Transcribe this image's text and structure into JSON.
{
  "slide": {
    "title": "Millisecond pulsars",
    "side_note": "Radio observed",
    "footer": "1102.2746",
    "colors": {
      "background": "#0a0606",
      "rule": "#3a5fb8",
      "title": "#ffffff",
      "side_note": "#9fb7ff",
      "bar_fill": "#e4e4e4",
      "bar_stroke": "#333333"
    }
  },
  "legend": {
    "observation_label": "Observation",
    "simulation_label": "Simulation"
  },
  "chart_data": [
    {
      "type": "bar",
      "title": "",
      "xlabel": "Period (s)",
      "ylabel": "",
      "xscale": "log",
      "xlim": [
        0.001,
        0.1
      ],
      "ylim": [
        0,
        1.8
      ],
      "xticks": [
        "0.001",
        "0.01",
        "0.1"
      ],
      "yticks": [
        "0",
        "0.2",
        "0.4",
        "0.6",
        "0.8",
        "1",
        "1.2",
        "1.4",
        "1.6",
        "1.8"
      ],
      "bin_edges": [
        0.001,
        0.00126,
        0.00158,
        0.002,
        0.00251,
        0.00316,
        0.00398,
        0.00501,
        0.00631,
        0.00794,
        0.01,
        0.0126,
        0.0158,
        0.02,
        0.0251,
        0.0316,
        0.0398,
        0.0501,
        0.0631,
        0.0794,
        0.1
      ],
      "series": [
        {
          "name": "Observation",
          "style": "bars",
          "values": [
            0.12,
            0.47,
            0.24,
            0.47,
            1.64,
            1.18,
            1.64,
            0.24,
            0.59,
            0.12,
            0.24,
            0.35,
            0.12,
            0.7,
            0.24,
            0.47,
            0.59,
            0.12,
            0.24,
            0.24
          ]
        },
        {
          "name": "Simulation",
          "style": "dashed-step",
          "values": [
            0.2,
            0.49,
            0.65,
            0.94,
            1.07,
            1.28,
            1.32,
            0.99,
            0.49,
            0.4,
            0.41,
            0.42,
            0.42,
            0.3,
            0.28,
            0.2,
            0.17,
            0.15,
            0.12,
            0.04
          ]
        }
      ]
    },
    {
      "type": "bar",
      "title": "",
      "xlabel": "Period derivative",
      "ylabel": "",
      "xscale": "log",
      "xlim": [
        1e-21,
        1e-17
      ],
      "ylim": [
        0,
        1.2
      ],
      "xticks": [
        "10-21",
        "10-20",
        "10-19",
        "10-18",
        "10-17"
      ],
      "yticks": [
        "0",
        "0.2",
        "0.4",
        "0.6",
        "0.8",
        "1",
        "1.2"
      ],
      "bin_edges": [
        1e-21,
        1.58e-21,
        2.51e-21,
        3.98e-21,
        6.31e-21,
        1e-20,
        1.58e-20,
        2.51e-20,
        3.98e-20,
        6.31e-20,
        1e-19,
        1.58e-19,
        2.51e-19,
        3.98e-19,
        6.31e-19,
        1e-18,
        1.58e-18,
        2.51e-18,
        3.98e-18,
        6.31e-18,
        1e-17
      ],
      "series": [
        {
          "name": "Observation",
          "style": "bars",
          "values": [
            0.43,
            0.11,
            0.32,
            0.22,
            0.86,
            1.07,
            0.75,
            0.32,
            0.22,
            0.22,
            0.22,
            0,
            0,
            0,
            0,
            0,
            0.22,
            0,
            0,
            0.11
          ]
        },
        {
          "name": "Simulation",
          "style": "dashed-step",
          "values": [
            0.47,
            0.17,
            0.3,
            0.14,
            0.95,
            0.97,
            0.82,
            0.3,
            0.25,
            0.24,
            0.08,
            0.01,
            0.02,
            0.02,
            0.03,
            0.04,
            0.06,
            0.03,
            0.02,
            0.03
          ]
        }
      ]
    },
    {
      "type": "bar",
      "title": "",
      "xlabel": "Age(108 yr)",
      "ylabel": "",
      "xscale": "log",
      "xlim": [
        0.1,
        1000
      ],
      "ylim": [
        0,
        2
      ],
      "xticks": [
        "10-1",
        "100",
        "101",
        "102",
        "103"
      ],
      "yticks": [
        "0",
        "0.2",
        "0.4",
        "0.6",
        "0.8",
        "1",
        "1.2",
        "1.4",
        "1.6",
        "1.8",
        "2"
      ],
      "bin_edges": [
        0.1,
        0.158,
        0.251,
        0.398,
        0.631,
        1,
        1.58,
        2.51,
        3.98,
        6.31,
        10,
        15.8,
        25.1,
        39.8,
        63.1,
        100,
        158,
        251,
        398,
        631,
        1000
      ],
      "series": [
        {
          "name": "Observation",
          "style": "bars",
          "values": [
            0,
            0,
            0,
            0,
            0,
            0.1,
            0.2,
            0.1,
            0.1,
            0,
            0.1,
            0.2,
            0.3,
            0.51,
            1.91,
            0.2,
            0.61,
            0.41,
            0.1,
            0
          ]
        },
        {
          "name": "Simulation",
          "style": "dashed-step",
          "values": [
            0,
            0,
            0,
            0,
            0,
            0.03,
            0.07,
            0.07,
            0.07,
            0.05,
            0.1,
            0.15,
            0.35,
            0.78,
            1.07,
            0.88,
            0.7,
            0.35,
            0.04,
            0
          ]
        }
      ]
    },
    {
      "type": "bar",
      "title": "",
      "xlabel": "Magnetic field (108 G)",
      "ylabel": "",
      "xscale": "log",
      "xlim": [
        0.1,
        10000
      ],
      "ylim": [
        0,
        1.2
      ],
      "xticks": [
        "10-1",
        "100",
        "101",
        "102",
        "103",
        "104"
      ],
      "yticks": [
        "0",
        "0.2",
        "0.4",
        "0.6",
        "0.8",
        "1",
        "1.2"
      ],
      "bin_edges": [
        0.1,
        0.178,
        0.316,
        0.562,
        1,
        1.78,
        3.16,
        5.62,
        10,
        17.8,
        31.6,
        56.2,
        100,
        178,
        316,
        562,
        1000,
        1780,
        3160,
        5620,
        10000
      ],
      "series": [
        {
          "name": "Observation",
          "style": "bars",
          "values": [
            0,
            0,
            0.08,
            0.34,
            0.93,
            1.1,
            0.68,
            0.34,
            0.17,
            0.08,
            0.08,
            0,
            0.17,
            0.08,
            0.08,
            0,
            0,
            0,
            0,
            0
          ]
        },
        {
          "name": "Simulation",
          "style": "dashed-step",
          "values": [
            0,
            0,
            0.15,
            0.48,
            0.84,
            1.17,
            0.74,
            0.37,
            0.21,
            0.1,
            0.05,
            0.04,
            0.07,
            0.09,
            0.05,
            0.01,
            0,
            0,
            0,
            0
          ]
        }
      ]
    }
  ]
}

-------

● EXERCISE INSTRUCTIONS
How many lines of the data hold the string "xlabel"? Reply with the number alone.

● COMPLETE ANSWER
4